*Aim:* Extract the text of every entry below exactly; leave images out.
○ ○ ○ ○
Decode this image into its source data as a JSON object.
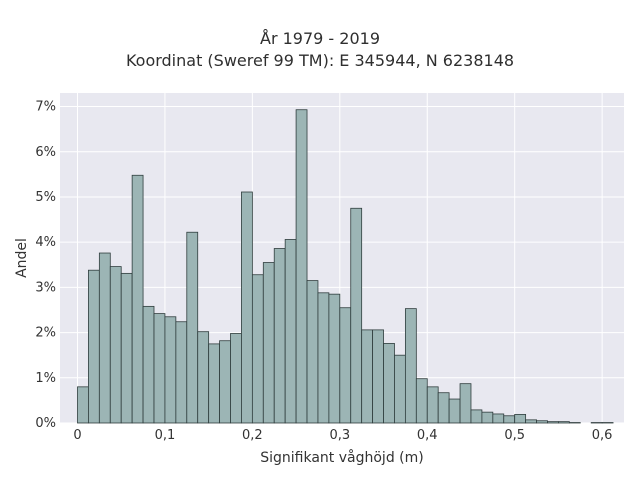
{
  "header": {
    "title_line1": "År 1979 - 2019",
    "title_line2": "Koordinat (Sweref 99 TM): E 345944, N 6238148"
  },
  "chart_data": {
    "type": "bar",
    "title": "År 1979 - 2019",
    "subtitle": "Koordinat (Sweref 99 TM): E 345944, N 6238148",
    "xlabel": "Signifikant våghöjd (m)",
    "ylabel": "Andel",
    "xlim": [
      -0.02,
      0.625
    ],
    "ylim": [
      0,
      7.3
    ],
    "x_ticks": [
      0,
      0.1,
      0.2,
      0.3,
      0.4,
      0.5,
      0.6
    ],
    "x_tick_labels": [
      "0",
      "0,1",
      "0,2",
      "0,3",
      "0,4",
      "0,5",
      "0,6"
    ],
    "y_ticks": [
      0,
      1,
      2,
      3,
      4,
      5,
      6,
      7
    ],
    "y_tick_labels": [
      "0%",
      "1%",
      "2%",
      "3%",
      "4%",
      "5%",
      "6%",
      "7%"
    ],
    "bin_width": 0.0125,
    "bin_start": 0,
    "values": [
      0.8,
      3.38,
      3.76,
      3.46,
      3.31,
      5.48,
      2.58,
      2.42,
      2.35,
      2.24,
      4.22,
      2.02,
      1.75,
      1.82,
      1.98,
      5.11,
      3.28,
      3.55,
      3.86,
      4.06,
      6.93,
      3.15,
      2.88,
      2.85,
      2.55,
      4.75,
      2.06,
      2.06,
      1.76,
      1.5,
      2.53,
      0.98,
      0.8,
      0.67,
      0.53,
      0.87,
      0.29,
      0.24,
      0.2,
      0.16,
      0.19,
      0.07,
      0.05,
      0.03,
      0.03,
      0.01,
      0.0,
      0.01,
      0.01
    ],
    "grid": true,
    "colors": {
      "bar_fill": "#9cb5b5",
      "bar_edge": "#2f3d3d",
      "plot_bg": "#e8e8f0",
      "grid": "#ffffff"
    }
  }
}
○ ○ ○ ○
*Solution to this problem:*
Decode this image into its source data as a JSON object.
{
  "header": {
    "title_line1": "År 1979 - 2019",
    "title_line2": "Koordinat (Sweref 99 TM): E 345944, N 6238148"
  },
  "chart_data": {
    "type": "bar",
    "title": "År 1979 - 2019",
    "subtitle": "Koordinat (Sweref 99 TM): E 345944, N 6238148",
    "xlabel": "Signifikant våghöjd (m)",
    "ylabel": "Andel",
    "xlim": [
      -0.02,
      0.625
    ],
    "ylim": [
      0,
      7.3
    ],
    "x_ticks": [
      0,
      0.1,
      0.2,
      0.3,
      0.4,
      0.5,
      0.6
    ],
    "x_tick_labels": [
      "0",
      "0,1",
      "0,2",
      "0,3",
      "0,4",
      "0,5",
      "0,6"
    ],
    "y_ticks": [
      0,
      1,
      2,
      3,
      4,
      5,
      6,
      7
    ],
    "y_tick_labels": [
      "0%",
      "1%",
      "2%",
      "3%",
      "4%",
      "5%",
      "6%",
      "7%"
    ],
    "bin_width": 0.0125,
    "bin_start": 0,
    "values": [
      0.8,
      3.38,
      3.76,
      3.46,
      3.31,
      5.48,
      2.58,
      2.42,
      2.35,
      2.24,
      4.22,
      2.02,
      1.75,
      1.82,
      1.98,
      5.11,
      3.28,
      3.55,
      3.86,
      4.06,
      6.93,
      3.15,
      2.88,
      2.85,
      2.55,
      4.75,
      2.06,
      2.06,
      1.76,
      1.5,
      2.53,
      0.98,
      0.8,
      0.67,
      0.53,
      0.87,
      0.29,
      0.24,
      0.2,
      0.16,
      0.19,
      0.07,
      0.05,
      0.03,
      0.03,
      0.01,
      0.0,
      0.01,
      0.01
    ],
    "grid": true,
    "colors": {
      "bar_fill": "#9cb5b5",
      "bar_edge": "#2f3d3d",
      "plot_bg": "#e8e8f0",
      "grid": "#ffffff"
    }
  }
}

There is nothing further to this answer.